**DIRECTION**
Output each line exactly as it appears, skipping any embedded picture.

(Data records)

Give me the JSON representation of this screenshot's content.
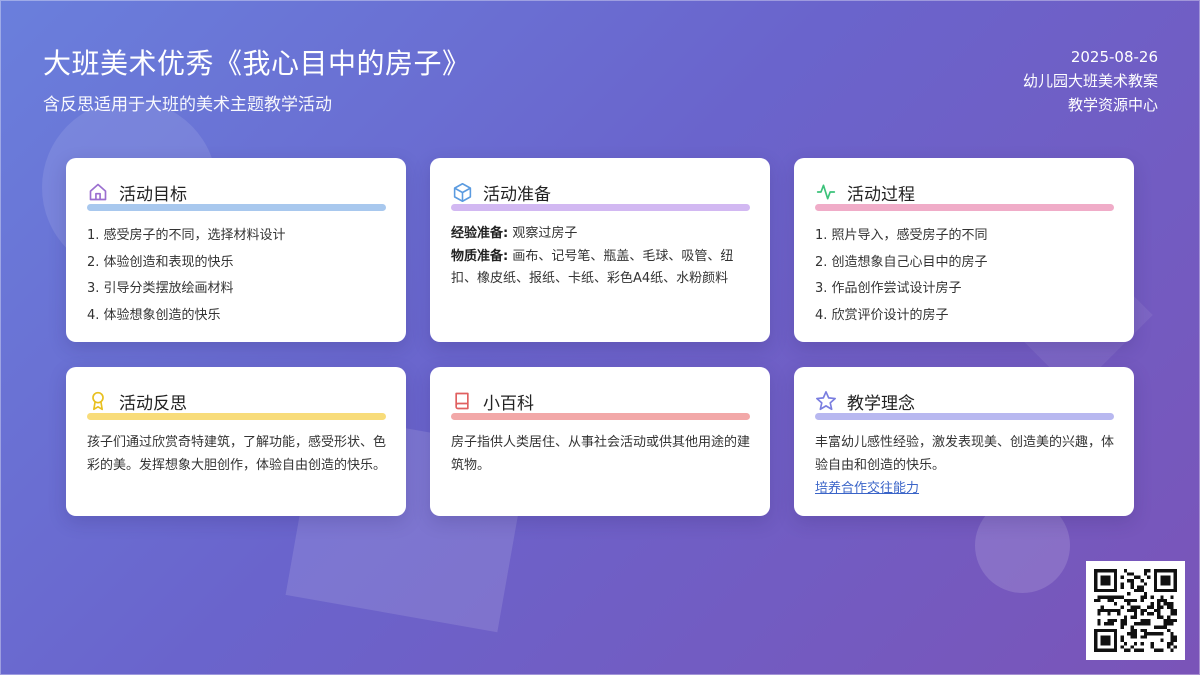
{
  "header": {
    "title": "大班美术优秀《我心目中的房子》",
    "subtitle": "含反思适用于大班的美术主题教学活动"
  },
  "meta": {
    "date": "2025-08-26",
    "category": "幼儿园大班美术教案",
    "source": "教学资源中心"
  },
  "cards": {
    "goals": {
      "title": "活动目标",
      "icon": "home-icon",
      "accent": "#a8c8ee",
      "items": [
        "1. 感受房子的不同，选择材料设计",
        "2. 体验创造和表现的快乐",
        "3. 引导分类摆放绘画材料",
        "4. 体验想象创造的快乐"
      ]
    },
    "prep": {
      "title": "活动准备",
      "icon": "cube-icon",
      "accent": "#d2b8f2",
      "experience_label": "经验准备:",
      "experience_value": " 观察过房子",
      "material_label": "物质准备:",
      "material_value": " 画布、记号笔、瓶盖、毛球、吸管、纽扣、橡皮纸、报纸、卡纸、彩色A4纸、水粉颜料"
    },
    "process": {
      "title": "活动过程",
      "icon": "activity-icon",
      "accent": "#f0acc8",
      "items": [
        "1. 照片导入，感受房子的不同",
        "2. 创造想象自己心目中的房子",
        "3. 作品创作尝试设计房子",
        "4. 欣赏评价设计的房子"
      ]
    },
    "reflection": {
      "title": "活动反思",
      "icon": "award-icon",
      "accent": "#f8dc7a",
      "text": "孩子们通过欣赏奇特建筑，了解功能，感受形状、色彩的美。发挥想象大胆创作，体验自由创造的快乐。"
    },
    "wiki": {
      "title": "小百科",
      "icon": "book-icon",
      "accent": "#f2a8a8",
      "text": "房子指供人类居住、从事社会活动或供其他用途的建筑物。"
    },
    "philosophy": {
      "title": "教学理念",
      "icon": "star-icon",
      "accent": "#b8b8f0",
      "text": "丰富幼儿感性经验，激发表现美、创造美的兴趣，体验自由和创造的快乐。",
      "link": "培养合作交往能力"
    }
  },
  "qr": {
    "icon": "qr-code-icon"
  }
}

**REPLY**
Give me the JSON representation of this screenshot's content.
{
  "header": {
    "title": "大班美术优秀《我心目中的房子》",
    "subtitle": "含反思适用于大班的美术主题教学活动"
  },
  "meta": {
    "date": "2025-08-26",
    "category": "幼儿园大班美术教案",
    "source": "教学资源中心"
  },
  "cards": {
    "goals": {
      "title": "活动目标",
      "icon": "home-icon",
      "accent": "#a8c8ee",
      "items": [
        "1. 感受房子的不同，选择材料设计",
        "2. 体验创造和表现的快乐",
        "3. 引导分类摆放绘画材料",
        "4. 体验想象创造的快乐"
      ]
    },
    "prep": {
      "title": "活动准备",
      "icon": "cube-icon",
      "accent": "#d2b8f2",
      "experience_label": "经验准备:",
      "experience_value": " 观察过房子",
      "material_label": "物质准备:",
      "material_value": " 画布、记号笔、瓶盖、毛球、吸管、纽扣、橡皮纸、报纸、卡纸、彩色A4纸、水粉颜料"
    },
    "process": {
      "title": "活动过程",
      "icon": "activity-icon",
      "accent": "#f0acc8",
      "items": [
        "1. 照片导入，感受房子的不同",
        "2. 创造想象自己心目中的房子",
        "3. 作品创作尝试设计房子",
        "4. 欣赏评价设计的房子"
      ]
    },
    "reflection": {
      "title": "活动反思",
      "icon": "award-icon",
      "accent": "#f8dc7a",
      "text": "孩子们通过欣赏奇特建筑，了解功能，感受形状、色彩的美。发挥想象大胆创作，体验自由创造的快乐。"
    },
    "wiki": {
      "title": "小百科",
      "icon": "book-icon",
      "accent": "#f2a8a8",
      "text": "房子指供人类居住、从事社会活动或供其他用途的建筑物。"
    },
    "philosophy": {
      "title": "教学理念",
      "icon": "star-icon",
      "accent": "#b8b8f0",
      "text": "丰富幼儿感性经验，激发表现美、创造美的兴趣，体验自由和创造的快乐。",
      "link": "培养合作交往能力"
    }
  },
  "qr": {
    "icon": "qr-code-icon"
  }
}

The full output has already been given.